Below are records. Count every line containing the word "name" and give the number alone.

▸ DATASET EXCERPTS:
** begin **

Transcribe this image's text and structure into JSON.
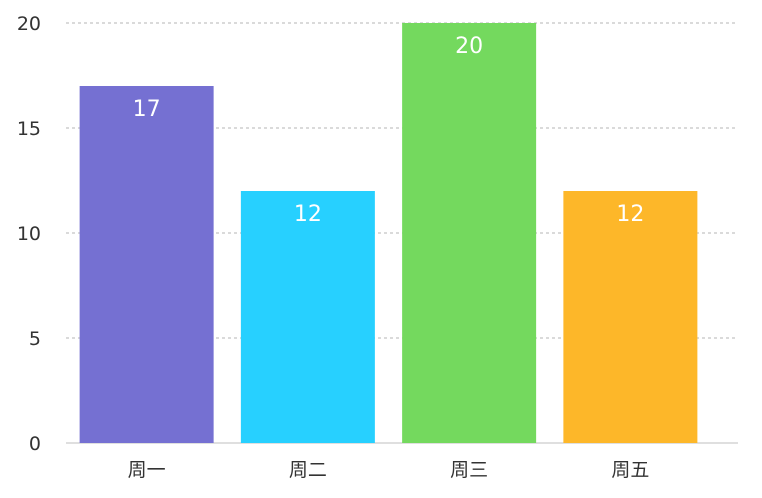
{
  "chart_data": {
    "type": "bar",
    "categories": [
      "周一",
      "周二",
      "周三",
      "周五"
    ],
    "values": [
      17,
      12,
      20,
      12
    ],
    "colors": [
      "#7570d2",
      "#27d0ff",
      "#74d95e",
      "#fdb729"
    ],
    "ylim": [
      0,
      20
    ],
    "yticks": [
      0,
      5,
      10,
      15,
      20
    ],
    "grid": true,
    "data_labels": true,
    "legend": "none"
  }
}
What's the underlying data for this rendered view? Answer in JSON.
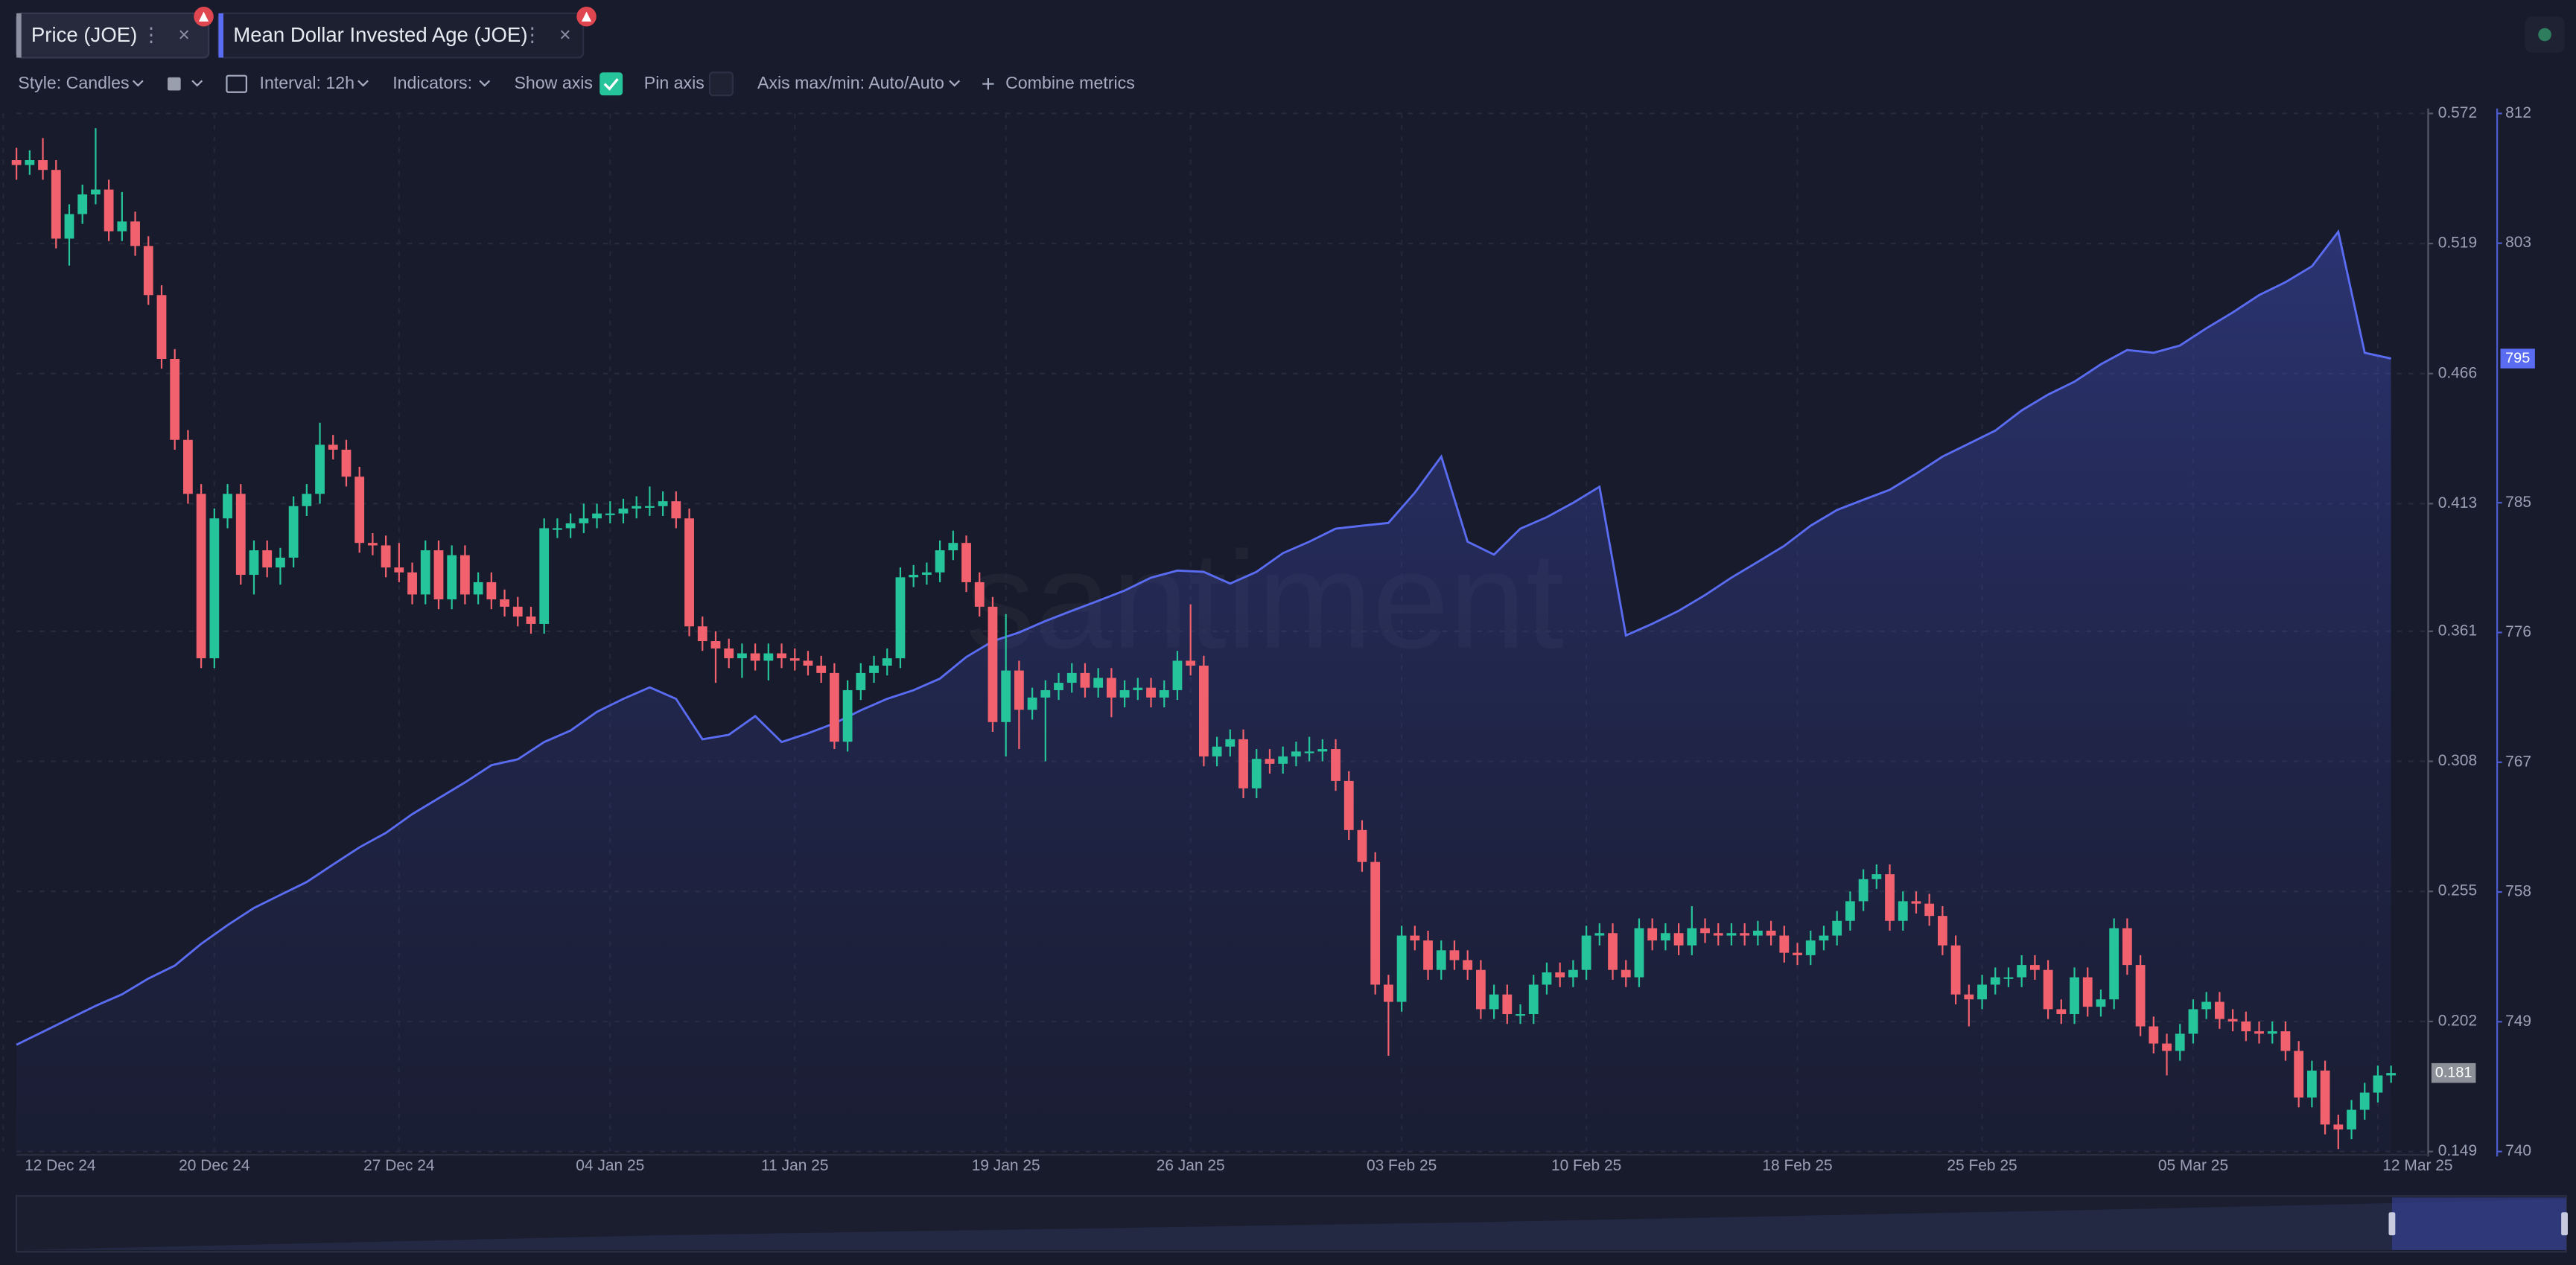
{
  "tabs": {
    "close_symbol": "×",
    "menu_symbol": "⋮"
  },
  "toolbar": [
    "Style: Candles",
    "Interval: 12h",
    "Indicators:",
    "Show axis",
    "Pin axis",
    "Axis max/min: Auto/Auto",
    "Combine metrics"
  ],
  "chart_data": {
    "type": "candlestick",
    "watermark": "santiment",
    "ylim": [
      0.149,
      0.572
    ],
    "yticks": [
      0.572,
      0.519,
      0.466,
      0.413,
      0.361,
      0.308,
      0.255,
      0.202,
      0.149
    ],
    "y2lim": [
      740,
      812
    ],
    "y2ticks": [
      812,
      803,
      785,
      776,
      767,
      758,
      749,
      740
    ],
    "grid": true,
    "xticks": [
      {
        "value": 0,
        "label": "12 Dec 24"
      },
      {
        "value": 8,
        "label": "20 Dec 24"
      },
      {
        "value": 15,
        "label": "27 Dec 24"
      },
      {
        "value": 23,
        "label": "04 Jan 25"
      },
      {
        "value": 30,
        "label": "11 Jan 25"
      },
      {
        "value": 38,
        "label": "19 Jan 25"
      },
      {
        "value": 45,
        "label": "26 Jan 25"
      },
      {
        "value": 53,
        "label": "03 Feb 25"
      },
      {
        "value": 60,
        "label": "10 Feb 25"
      },
      {
        "value": 68,
        "label": "18 Feb 25"
      },
      {
        "value": 75,
        "label": "25 Feb 25"
      },
      {
        "value": 83,
        "label": "05 Mar 25"
      },
      {
        "value": 90,
        "label": "12 Mar 25"
      }
    ],
    "series": [
      {
        "name": "Price (JOE)",
        "type": "candlestick",
        "axis": "y",
        "color_up": "#26c49a",
        "color_down": "#f2616e",
        "open": [
          0.553,
          0.551,
          0.553,
          0.549,
          0.521,
          0.531,
          0.539,
          0.541,
          0.524,
          0.528,
          0.518,
          0.498,
          0.472,
          0.439,
          0.417,
          0.35,
          0.407,
          0.417,
          0.384,
          0.394,
          0.387,
          0.391,
          0.412,
          0.417,
          0.437,
          0.435,
          0.424,
          0.397,
          0.396,
          0.387,
          0.385,
          0.376,
          0.394,
          0.374,
          0.392,
          0.376,
          0.381,
          0.374,
          0.371,
          0.367,
          0.364,
          0.403,
          0.403,
          0.405,
          0.407,
          0.409,
          0.409,
          0.411,
          0.412,
          0.412,
          0.414,
          0.407,
          0.363,
          0.357,
          0.354,
          0.35,
          0.352,
          0.349,
          0.352,
          0.35,
          0.349,
          0.347,
          0.344,
          0.316,
          0.337,
          0.344,
          0.347,
          0.35,
          0.383,
          0.384,
          0.385,
          0.394,
          0.397,
          0.381,
          0.371,
          0.324,
          0.345,
          0.329,
          0.334,
          0.337,
          0.34,
          0.344,
          0.338,
          0.342,
          0.334,
          0.337,
          0.338,
          0.334,
          0.337,
          0.349,
          0.347,
          0.31,
          0.314,
          0.317,
          0.297,
          0.309,
          0.307,
          0.31,
          0.312,
          0.312,
          0.313,
          0.3,
          0.28,
          0.267,
          0.217,
          0.21,
          0.237,
          0.235,
          0.223,
          0.231,
          0.227,
          0.223,
          0.207,
          0.213,
          0.205,
          0.205,
          0.217,
          0.222,
          0.22,
          0.223,
          0.237,
          0.238,
          0.223,
          0.22,
          0.24,
          0.235,
          0.238,
          0.233,
          0.24,
          0.238,
          0.237,
          0.238,
          0.237,
          0.239,
          0.237,
          0.23,
          0.229,
          0.235,
          0.237,
          0.243,
          0.251,
          0.26,
          0.262,
          0.243,
          0.251,
          0.25,
          0.245,
          0.233,
          0.213,
          0.211,
          0.217,
          0.22,
          0.22,
          0.225,
          0.223,
          0.207,
          0.205,
          0.22,
          0.208,
          0.211,
          0.24,
          0.225,
          0.2,
          0.193,
          0.19,
          0.197,
          0.207,
          0.21,
          0.203,
          0.202,
          0.198,
          0.197,
          0.198,
          0.19,
          0.171,
          0.182,
          0.16,
          0.158,
          0.166,
          0.173,
          0.18
        ],
        "high": [
          0.558,
          0.557,
          0.562,
          0.553,
          0.535,
          0.543,
          0.566,
          0.545,
          0.54,
          0.532,
          0.522,
          0.502,
          0.476,
          0.443,
          0.421,
          0.411,
          0.421,
          0.421,
          0.398,
          0.398,
          0.395,
          0.416,
          0.421,
          0.446,
          0.441,
          0.439,
          0.428,
          0.401,
          0.4,
          0.397,
          0.389,
          0.398,
          0.398,
          0.396,
          0.396,
          0.385,
          0.385,
          0.378,
          0.375,
          0.371,
          0.407,
          0.407,
          0.409,
          0.413,
          0.413,
          0.414,
          0.415,
          0.416,
          0.42,
          0.418,
          0.418,
          0.411,
          0.367,
          0.361,
          0.358,
          0.356,
          0.356,
          0.356,
          0.356,
          0.354,
          0.353,
          0.351,
          0.348,
          0.341,
          0.348,
          0.351,
          0.354,
          0.387,
          0.388,
          0.389,
          0.398,
          0.402,
          0.4,
          0.385,
          0.375,
          0.368,
          0.349,
          0.338,
          0.341,
          0.344,
          0.348,
          0.348,
          0.346,
          0.346,
          0.341,
          0.342,
          0.342,
          0.341,
          0.353,
          0.372,
          0.351,
          0.318,
          0.321,
          0.321,
          0.313,
          0.313,
          0.314,
          0.316,
          0.318,
          0.317,
          0.317,
          0.304,
          0.284,
          0.271,
          0.221,
          0.241,
          0.241,
          0.239,
          0.235,
          0.235,
          0.231,
          0.227,
          0.217,
          0.217,
          0.209,
          0.221,
          0.226,
          0.226,
          0.227,
          0.241,
          0.242,
          0.242,
          0.227,
          0.244,
          0.244,
          0.242,
          0.242,
          0.249,
          0.244,
          0.242,
          0.242,
          0.242,
          0.243,
          0.243,
          0.241,
          0.234,
          0.239,
          0.241,
          0.247,
          0.255,
          0.264,
          0.266,
          0.266,
          0.255,
          0.255,
          0.254,
          0.249,
          0.237,
          0.217,
          0.221,
          0.224,
          0.224,
          0.229,
          0.229,
          0.227,
          0.211,
          0.224,
          0.224,
          0.215,
          0.244,
          0.244,
          0.229,
          0.204,
          0.197,
          0.201,
          0.211,
          0.214,
          0.214,
          0.207,
          0.206,
          0.202,
          0.202,
          0.202,
          0.194,
          0.186,
          0.186,
          0.164,
          0.17,
          0.177,
          0.184,
          0.184
        ],
        "low": [
          0.545,
          0.547,
          0.545,
          0.517,
          0.51,
          0.527,
          0.535,
          0.52,
          0.52,
          0.514,
          0.494,
          0.468,
          0.435,
          0.413,
          0.346,
          0.346,
          0.403,
          0.38,
          0.376,
          0.383,
          0.38,
          0.387,
          0.408,
          0.413,
          0.431,
          0.42,
          0.393,
          0.392,
          0.383,
          0.381,
          0.372,
          0.372,
          0.37,
          0.37,
          0.372,
          0.372,
          0.37,
          0.367,
          0.363,
          0.36,
          0.36,
          0.399,
          0.399,
          0.401,
          0.403,
          0.405,
          0.405,
          0.407,
          0.408,
          0.408,
          0.403,
          0.359,
          0.353,
          0.34,
          0.346,
          0.342,
          0.345,
          0.341,
          0.346,
          0.345,
          0.343,
          0.34,
          0.313,
          0.312,
          0.333,
          0.34,
          0.343,
          0.346,
          0.379,
          0.38,
          0.381,
          0.39,
          0.377,
          0.367,
          0.32,
          0.31,
          0.313,
          0.325,
          0.308,
          0.333,
          0.336,
          0.334,
          0.334,
          0.326,
          0.33,
          0.333,
          0.33,
          0.33,
          0.333,
          0.343,
          0.306,
          0.306,
          0.31,
          0.293,
          0.293,
          0.303,
          0.303,
          0.306,
          0.308,
          0.308,
          0.296,
          0.276,
          0.263,
          0.213,
          0.188,
          0.206,
          0.231,
          0.219,
          0.219,
          0.223,
          0.219,
          0.203,
          0.203,
          0.201,
          0.201,
          0.201,
          0.213,
          0.216,
          0.216,
          0.219,
          0.233,
          0.219,
          0.216,
          0.216,
          0.231,
          0.231,
          0.229,
          0.229,
          0.234,
          0.233,
          0.233,
          0.233,
          0.233,
          0.233,
          0.226,
          0.225,
          0.225,
          0.231,
          0.233,
          0.239,
          0.247,
          0.256,
          0.239,
          0.239,
          0.246,
          0.241,
          0.229,
          0.209,
          0.2,
          0.207,
          0.213,
          0.216,
          0.216,
          0.219,
          0.203,
          0.201,
          0.201,
          0.204,
          0.204,
          0.207,
          0.221,
          0.196,
          0.189,
          0.18,
          0.186,
          0.193,
          0.203,
          0.199,
          0.198,
          0.194,
          0.193,
          0.193,
          0.186,
          0.167,
          0.167,
          0.156,
          0.15,
          0.154,
          0.162,
          0.169,
          0.177
        ],
        "close": [
          0.551,
          0.553,
          0.549,
          0.521,
          0.531,
          0.539,
          0.541,
          0.524,
          0.528,
          0.518,
          0.498,
          0.472,
          0.439,
          0.417,
          0.35,
          0.407,
          0.417,
          0.384,
          0.394,
          0.387,
          0.391,
          0.412,
          0.417,
          0.437,
          0.435,
          0.424,
          0.397,
          0.396,
          0.387,
          0.385,
          0.376,
          0.394,
          0.374,
          0.392,
          0.376,
          0.381,
          0.374,
          0.371,
          0.367,
          0.364,
          0.403,
          0.403,
          0.405,
          0.407,
          0.409,
          0.409,
          0.411,
          0.412,
          0.412,
          0.414,
          0.407,
          0.363,
          0.357,
          0.354,
          0.35,
          0.352,
          0.349,
          0.352,
          0.35,
          0.349,
          0.347,
          0.344,
          0.316,
          0.337,
          0.344,
          0.347,
          0.35,
          0.383,
          0.384,
          0.385,
          0.394,
          0.397,
          0.381,
          0.371,
          0.324,
          0.345,
          0.329,
          0.334,
          0.337,
          0.34,
          0.344,
          0.338,
          0.342,
          0.334,
          0.337,
          0.338,
          0.334,
          0.337,
          0.349,
          0.347,
          0.31,
          0.314,
          0.317,
          0.297,
          0.309,
          0.307,
          0.31,
          0.312,
          0.312,
          0.313,
          0.3,
          0.28,
          0.267,
          0.217,
          0.21,
          0.237,
          0.235,
          0.223,
          0.231,
          0.227,
          0.223,
          0.207,
          0.213,
          0.205,
          0.205,
          0.217,
          0.222,
          0.22,
          0.223,
          0.237,
          0.238,
          0.223,
          0.22,
          0.24,
          0.235,
          0.238,
          0.233,
          0.24,
          0.238,
          0.237,
          0.238,
          0.237,
          0.239,
          0.237,
          0.23,
          0.229,
          0.235,
          0.237,
          0.243,
          0.251,
          0.26,
          0.262,
          0.243,
          0.251,
          0.25,
          0.245,
          0.233,
          0.213,
          0.211,
          0.217,
          0.22,
          0.22,
          0.225,
          0.223,
          0.207,
          0.205,
          0.22,
          0.208,
          0.211,
          0.24,
          0.225,
          0.2,
          0.193,
          0.19,
          0.197,
          0.207,
          0.21,
          0.203,
          0.202,
          0.198,
          0.197,
          0.198,
          0.19,
          0.171,
          0.182,
          0.16,
          0.158,
          0.166,
          0.173,
          0.18,
          0.181
        ]
      },
      {
        "name": "Mean Dollar Invested Age (JOE)",
        "type": "area",
        "axis": "y2",
        "color": "#5a6cf2",
        "values": [
          747.4,
          748.3,
          749.2,
          750.1,
          750.9,
          752.0,
          752.9,
          754.4,
          755.7,
          756.9,
          757.8,
          758.7,
          759.9,
          761.1,
          762.1,
          763.4,
          764.5,
          765.6,
          766.8,
          767.2,
          768.4,
          769.2,
          770.5,
          771.4,
          772.2,
          771.4,
          768.6,
          768.9,
          770.2,
          768.4,
          769.0,
          769.7,
          770.6,
          771.4,
          772.0,
          772.8,
          774.3,
          775.4,
          776.0,
          776.8,
          777.5,
          778.2,
          778.9,
          779.8,
          780.3,
          780.2,
          779.4,
          780.2,
          781.5,
          782.3,
          783.2,
          783.4,
          783.6,
          785.7,
          788.2,
          782.3,
          781.4,
          783.2,
          784.0,
          785.0,
          786.1,
          775.8,
          776.6,
          777.5,
          778.6,
          779.8,
          780.9,
          782.0,
          783.4,
          784.5,
          785.2,
          785.9,
          787.0,
          788.2,
          789.1,
          790.0,
          791.4,
          792.5,
          793.4,
          794.6,
          795.6,
          795.4,
          795.9,
          797.1,
          798.2,
          799.4,
          800.3,
          801.4,
          803.8,
          795.4,
          795
        ]
      }
    ]
  }
}
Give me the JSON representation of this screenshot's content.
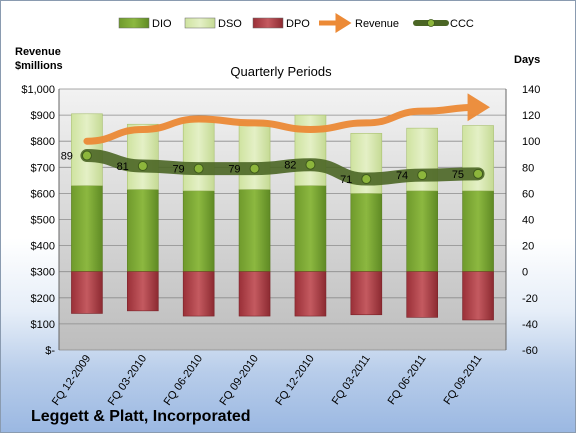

** end **

▸ WRITTEN RESPONSE: 2